▸ YOUR OBJECTIVE
From the listing below, extract every line containing "data".
———
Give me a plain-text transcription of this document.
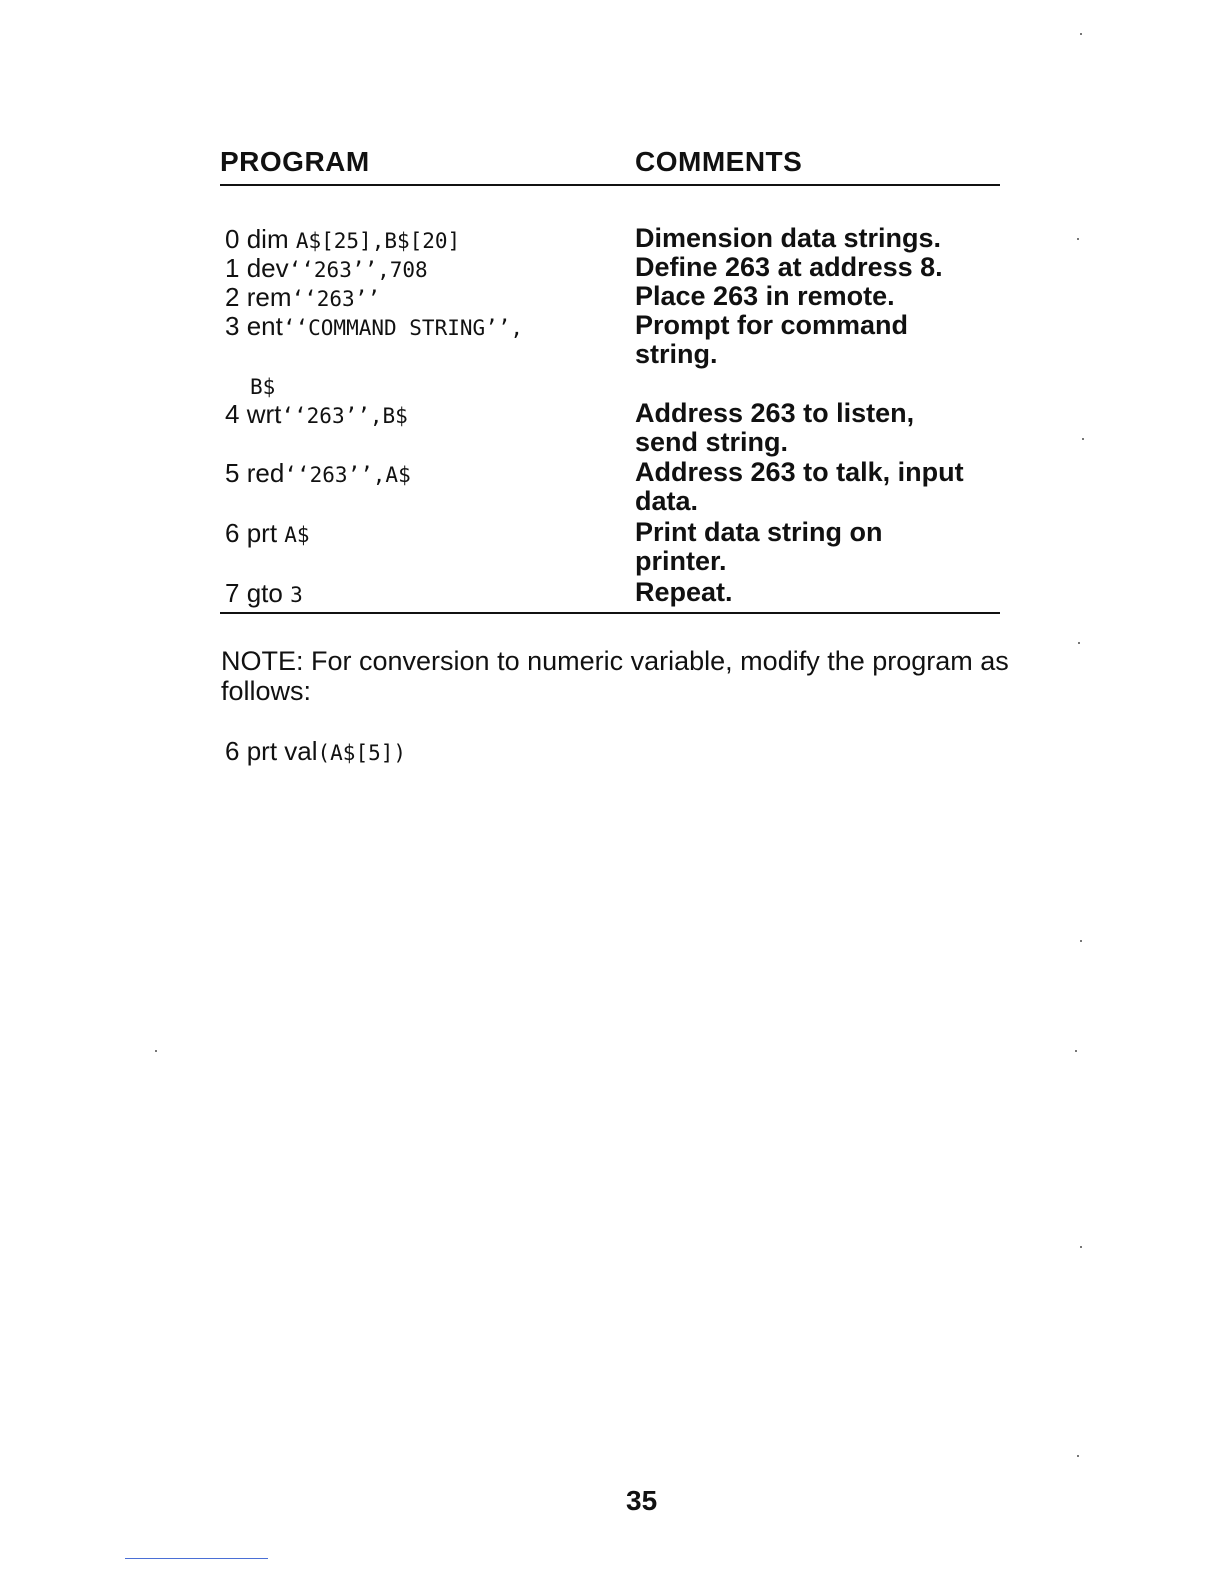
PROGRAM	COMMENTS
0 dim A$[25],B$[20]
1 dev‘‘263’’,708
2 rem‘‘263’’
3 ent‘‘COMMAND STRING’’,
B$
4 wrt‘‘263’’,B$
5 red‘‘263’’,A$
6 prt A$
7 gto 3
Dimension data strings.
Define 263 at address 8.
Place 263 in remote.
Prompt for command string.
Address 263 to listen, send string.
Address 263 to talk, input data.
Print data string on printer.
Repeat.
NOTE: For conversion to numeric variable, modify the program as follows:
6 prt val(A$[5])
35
———
▸ TASK RESULT
Dimension data strings.
Address 263 to talk, input data.
Print data string on printer.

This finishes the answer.